# Work request
Every line that holds the word "Trafikverket" needs to be copied from the data below.

★ ★ ★

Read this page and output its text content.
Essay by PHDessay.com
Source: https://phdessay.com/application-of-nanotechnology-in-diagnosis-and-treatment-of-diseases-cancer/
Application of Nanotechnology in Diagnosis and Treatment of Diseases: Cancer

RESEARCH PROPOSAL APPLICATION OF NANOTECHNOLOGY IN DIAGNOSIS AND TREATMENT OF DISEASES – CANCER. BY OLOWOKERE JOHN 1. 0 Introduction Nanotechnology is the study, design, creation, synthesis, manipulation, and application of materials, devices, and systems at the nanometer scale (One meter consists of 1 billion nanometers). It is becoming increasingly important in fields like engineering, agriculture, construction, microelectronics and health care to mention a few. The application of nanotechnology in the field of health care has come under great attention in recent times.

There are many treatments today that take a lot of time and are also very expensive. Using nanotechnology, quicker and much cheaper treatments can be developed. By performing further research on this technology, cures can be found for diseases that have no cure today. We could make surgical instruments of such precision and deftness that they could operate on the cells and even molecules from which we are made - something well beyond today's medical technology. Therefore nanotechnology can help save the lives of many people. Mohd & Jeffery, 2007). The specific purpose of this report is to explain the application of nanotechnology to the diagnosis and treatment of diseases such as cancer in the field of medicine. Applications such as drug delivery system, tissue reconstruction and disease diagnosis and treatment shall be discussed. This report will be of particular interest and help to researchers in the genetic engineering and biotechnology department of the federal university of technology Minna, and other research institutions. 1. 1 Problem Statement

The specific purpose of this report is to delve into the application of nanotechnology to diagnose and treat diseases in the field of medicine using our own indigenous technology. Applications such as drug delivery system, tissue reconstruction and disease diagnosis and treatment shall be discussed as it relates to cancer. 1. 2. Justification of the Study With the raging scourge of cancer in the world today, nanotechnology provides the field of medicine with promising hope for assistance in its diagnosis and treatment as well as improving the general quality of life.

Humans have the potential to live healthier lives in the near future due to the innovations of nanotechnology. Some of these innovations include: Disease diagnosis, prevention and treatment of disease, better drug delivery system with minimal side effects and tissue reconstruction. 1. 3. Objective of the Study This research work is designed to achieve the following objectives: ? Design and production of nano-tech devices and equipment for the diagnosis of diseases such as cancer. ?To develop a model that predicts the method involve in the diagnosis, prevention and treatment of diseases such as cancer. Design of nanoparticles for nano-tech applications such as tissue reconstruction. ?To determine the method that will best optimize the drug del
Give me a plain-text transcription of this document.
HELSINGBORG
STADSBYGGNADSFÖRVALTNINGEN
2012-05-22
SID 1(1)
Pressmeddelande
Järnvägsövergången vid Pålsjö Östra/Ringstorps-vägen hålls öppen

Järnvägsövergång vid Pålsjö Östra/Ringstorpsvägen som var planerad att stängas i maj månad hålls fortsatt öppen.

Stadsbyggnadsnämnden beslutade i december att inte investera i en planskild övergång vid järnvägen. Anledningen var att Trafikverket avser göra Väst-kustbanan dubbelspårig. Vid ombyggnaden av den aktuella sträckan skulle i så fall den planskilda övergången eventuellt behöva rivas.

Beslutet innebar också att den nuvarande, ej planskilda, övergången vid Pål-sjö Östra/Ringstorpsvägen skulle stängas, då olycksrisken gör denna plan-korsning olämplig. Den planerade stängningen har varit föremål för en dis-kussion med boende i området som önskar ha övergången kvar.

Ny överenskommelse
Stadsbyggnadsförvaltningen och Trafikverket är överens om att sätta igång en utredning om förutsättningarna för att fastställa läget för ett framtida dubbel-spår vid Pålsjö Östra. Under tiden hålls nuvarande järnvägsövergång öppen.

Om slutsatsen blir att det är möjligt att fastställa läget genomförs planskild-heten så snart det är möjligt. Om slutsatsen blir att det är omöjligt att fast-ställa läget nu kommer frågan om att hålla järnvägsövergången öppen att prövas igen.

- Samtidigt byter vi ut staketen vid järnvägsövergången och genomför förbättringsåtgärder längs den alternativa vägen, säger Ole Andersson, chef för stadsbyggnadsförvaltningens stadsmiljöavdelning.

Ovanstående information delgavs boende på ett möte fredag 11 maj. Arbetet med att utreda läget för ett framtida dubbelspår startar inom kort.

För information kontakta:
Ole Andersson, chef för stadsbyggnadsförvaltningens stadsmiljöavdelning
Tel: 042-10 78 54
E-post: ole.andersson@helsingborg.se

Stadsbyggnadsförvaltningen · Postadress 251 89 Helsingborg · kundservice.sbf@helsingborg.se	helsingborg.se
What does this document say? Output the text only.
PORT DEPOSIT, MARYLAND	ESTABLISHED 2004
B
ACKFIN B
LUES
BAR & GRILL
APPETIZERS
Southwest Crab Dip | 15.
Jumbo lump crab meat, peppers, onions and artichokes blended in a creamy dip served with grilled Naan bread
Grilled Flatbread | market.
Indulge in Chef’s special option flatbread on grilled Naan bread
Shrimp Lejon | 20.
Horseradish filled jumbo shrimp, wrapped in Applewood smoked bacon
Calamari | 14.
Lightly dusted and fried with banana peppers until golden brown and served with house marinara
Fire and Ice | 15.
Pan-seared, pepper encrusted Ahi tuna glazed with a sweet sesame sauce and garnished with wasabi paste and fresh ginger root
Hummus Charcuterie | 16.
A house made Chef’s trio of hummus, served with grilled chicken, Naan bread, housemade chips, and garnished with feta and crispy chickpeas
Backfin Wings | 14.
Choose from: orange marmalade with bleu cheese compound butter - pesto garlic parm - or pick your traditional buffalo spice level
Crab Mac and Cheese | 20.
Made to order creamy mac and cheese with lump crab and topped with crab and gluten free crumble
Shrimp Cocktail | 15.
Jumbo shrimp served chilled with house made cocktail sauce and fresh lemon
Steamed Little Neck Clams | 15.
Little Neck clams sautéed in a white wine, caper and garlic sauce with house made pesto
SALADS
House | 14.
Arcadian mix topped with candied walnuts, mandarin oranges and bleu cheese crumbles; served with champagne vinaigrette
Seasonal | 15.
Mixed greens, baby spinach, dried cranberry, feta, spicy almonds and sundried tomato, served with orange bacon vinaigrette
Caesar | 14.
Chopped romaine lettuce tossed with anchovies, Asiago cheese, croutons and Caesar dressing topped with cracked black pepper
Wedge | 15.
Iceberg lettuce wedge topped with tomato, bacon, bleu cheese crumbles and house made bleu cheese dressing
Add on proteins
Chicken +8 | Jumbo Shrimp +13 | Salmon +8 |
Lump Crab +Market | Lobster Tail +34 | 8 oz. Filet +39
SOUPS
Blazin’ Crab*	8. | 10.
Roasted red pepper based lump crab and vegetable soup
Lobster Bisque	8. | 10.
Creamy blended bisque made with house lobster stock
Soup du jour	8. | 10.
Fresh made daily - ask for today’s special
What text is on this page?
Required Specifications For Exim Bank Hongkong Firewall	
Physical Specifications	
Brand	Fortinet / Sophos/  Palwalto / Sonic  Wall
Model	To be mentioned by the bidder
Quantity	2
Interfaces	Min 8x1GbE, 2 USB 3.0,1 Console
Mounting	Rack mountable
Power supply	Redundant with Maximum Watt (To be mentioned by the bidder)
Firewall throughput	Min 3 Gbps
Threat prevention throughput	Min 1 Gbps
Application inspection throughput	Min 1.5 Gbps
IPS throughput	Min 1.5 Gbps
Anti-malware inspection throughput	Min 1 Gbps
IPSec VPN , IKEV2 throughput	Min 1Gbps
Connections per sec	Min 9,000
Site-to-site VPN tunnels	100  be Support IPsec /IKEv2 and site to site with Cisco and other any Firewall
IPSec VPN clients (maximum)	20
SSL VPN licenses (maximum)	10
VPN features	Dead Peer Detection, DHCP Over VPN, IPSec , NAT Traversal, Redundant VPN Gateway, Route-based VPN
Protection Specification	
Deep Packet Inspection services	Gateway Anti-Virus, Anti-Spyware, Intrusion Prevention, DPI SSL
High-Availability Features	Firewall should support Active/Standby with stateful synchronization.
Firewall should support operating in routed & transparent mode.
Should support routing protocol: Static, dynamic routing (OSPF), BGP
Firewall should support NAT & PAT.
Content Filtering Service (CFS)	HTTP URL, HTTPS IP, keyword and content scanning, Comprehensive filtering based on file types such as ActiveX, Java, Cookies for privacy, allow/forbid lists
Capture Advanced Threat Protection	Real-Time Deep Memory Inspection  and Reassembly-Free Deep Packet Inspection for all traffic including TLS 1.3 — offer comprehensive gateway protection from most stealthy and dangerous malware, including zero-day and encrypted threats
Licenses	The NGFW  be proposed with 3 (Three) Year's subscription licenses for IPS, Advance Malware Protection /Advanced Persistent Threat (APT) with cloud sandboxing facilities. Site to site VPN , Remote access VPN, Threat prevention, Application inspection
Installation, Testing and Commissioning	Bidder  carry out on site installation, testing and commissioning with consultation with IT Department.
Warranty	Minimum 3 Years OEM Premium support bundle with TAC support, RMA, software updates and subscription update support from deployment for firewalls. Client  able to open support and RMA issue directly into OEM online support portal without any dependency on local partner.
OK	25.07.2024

★ ★ ★

# Solved problem
Stadsbyggnadsnämnden beslutade i december att inte investera i en planskild övergång vid järnvägen. Anledningen var att Trafikverket avser göra Väst-kustbanan dubbelspårig. Vid ombyggnaden av den aktuella sträckan skulle i så fall den planskilda övergången eventuellt behöva rivas.
Stadsbyggnadsförvaltningen och Trafikverket är överens om att sätta igång en utredning om förutsättningarna för att fastställa läget för ett framtida dubbel-spår vid Pålsjö Östra. Under tiden hålls nuvarande järnvägsövergång öppen.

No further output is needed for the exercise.